(Dataset rows)

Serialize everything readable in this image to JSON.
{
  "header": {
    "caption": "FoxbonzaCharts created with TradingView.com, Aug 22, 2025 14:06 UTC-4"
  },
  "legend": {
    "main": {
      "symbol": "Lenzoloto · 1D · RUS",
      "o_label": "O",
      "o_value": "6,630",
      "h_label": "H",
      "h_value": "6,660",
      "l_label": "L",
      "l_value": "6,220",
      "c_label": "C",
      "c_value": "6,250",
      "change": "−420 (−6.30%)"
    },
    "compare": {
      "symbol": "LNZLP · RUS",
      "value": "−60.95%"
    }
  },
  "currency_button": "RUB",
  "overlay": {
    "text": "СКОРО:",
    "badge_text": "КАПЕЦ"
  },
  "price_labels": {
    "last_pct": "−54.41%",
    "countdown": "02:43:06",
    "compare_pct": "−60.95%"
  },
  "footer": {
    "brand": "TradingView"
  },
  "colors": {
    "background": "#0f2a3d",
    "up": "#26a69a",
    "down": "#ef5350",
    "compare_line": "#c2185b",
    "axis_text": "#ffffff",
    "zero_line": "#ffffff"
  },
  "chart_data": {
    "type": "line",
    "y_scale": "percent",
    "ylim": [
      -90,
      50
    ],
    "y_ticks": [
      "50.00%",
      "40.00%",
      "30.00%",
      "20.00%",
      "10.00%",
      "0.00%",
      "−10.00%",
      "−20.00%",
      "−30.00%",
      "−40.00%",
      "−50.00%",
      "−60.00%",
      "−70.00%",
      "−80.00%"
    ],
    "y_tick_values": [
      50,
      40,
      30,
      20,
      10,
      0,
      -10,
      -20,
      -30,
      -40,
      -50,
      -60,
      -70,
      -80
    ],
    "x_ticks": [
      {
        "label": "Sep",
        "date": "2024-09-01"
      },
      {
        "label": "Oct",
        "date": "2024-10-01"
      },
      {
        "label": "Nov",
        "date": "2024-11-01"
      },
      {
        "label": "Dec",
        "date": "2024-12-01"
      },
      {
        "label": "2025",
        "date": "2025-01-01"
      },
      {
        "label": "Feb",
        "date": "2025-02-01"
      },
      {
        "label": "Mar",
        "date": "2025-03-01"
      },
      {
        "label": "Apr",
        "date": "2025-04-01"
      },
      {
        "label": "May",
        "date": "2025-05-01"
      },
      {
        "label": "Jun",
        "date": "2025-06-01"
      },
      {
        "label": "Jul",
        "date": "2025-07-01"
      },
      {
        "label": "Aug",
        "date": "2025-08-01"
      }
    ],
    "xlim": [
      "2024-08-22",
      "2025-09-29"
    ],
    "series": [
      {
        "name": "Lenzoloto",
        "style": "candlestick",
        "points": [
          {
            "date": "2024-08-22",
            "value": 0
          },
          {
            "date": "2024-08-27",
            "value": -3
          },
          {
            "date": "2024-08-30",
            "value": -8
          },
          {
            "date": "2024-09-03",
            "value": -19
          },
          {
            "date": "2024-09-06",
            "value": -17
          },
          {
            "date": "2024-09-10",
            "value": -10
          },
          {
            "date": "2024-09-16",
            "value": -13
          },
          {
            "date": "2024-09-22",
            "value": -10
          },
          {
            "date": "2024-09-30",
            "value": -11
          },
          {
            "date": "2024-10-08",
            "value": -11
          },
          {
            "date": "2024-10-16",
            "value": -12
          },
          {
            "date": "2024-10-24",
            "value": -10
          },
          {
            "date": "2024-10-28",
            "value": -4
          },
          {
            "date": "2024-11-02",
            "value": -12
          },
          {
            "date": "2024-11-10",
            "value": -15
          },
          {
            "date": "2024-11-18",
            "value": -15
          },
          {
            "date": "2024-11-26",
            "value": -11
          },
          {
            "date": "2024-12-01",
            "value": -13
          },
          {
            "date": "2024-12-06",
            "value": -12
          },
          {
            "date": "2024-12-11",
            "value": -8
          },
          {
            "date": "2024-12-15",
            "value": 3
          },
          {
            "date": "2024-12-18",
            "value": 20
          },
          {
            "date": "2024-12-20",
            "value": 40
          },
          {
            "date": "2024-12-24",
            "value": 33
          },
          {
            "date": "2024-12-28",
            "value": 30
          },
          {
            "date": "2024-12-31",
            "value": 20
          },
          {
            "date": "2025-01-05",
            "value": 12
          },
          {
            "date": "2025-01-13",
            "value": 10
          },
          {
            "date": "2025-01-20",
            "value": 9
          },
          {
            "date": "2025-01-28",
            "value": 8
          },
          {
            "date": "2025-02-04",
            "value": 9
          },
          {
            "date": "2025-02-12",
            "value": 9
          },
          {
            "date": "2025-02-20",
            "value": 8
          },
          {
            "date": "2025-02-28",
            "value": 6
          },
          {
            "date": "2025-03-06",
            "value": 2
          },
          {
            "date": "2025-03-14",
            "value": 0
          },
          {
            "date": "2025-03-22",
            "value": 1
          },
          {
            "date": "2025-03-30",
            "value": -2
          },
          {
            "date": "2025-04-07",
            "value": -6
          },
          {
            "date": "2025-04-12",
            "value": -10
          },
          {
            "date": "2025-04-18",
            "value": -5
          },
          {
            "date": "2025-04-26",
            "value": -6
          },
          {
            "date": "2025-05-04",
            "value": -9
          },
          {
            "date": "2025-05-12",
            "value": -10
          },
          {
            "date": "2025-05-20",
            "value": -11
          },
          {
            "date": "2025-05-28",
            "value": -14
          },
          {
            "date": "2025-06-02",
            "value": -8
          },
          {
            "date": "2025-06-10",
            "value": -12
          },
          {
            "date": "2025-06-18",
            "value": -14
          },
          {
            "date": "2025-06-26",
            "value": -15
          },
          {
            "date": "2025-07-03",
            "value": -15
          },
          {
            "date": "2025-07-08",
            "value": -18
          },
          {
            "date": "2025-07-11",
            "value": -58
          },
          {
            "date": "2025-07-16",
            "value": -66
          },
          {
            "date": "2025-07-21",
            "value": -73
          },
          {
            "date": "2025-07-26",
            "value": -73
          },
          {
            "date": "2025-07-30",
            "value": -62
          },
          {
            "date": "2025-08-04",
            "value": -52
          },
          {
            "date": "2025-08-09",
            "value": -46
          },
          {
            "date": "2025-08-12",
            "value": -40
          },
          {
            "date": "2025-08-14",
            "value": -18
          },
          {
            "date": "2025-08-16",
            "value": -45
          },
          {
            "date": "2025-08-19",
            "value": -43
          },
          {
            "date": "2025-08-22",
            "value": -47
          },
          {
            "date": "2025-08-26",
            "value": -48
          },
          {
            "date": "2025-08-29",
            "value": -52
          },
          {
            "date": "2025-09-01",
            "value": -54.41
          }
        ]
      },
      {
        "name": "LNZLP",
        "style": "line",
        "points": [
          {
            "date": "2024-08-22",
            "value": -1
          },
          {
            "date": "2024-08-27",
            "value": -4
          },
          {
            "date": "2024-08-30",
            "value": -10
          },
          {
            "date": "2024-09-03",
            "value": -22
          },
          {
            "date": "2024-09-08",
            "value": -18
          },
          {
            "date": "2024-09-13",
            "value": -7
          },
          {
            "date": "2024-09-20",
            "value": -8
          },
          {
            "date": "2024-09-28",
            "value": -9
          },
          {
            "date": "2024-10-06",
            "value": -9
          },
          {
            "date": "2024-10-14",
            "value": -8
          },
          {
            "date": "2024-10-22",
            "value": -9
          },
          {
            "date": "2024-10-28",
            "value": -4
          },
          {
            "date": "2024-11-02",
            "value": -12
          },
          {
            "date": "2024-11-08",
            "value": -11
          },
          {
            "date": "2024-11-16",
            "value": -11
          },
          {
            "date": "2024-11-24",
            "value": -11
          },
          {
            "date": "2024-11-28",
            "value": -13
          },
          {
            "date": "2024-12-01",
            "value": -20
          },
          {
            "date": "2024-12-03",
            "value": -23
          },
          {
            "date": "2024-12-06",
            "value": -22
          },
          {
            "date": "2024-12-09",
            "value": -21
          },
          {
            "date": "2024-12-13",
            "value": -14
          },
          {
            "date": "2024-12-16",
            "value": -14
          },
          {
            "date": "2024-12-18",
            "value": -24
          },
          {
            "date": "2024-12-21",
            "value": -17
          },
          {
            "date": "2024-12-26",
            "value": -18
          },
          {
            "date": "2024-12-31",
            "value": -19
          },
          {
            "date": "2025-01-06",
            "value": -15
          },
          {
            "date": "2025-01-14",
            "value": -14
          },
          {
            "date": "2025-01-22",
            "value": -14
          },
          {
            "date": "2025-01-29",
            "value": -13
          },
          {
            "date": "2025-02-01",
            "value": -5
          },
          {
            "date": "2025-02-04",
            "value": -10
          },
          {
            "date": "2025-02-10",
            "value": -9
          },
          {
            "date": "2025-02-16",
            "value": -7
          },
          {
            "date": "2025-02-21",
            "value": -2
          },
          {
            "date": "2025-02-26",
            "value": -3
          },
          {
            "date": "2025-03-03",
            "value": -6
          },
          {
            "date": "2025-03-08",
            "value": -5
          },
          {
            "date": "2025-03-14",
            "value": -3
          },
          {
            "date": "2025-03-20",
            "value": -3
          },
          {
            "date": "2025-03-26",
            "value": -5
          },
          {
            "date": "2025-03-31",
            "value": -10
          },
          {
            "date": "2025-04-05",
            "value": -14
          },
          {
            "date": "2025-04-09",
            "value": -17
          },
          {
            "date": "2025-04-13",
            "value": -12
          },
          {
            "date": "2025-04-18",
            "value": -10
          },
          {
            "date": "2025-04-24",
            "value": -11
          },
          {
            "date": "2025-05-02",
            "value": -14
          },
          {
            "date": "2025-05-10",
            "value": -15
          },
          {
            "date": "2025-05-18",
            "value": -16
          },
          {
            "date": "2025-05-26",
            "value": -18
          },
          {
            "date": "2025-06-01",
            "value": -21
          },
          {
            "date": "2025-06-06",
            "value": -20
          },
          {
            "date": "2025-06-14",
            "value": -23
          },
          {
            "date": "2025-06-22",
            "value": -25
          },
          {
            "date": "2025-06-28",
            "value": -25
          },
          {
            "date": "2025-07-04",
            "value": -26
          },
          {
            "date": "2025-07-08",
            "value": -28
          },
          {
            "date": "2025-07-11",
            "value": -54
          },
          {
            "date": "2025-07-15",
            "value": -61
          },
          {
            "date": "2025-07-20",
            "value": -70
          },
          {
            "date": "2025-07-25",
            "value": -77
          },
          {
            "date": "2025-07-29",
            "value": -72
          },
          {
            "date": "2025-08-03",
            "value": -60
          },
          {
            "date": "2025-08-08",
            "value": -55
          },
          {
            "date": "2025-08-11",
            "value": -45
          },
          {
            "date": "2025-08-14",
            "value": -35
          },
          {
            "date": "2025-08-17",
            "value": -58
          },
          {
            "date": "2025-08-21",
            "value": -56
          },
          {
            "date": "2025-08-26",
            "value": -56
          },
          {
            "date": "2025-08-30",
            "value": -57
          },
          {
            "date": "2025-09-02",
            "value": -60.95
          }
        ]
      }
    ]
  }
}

§ **Goal**
Count every line above that holds the string "TradingView" and give the total, nothing more.

§ **Exercise output**
2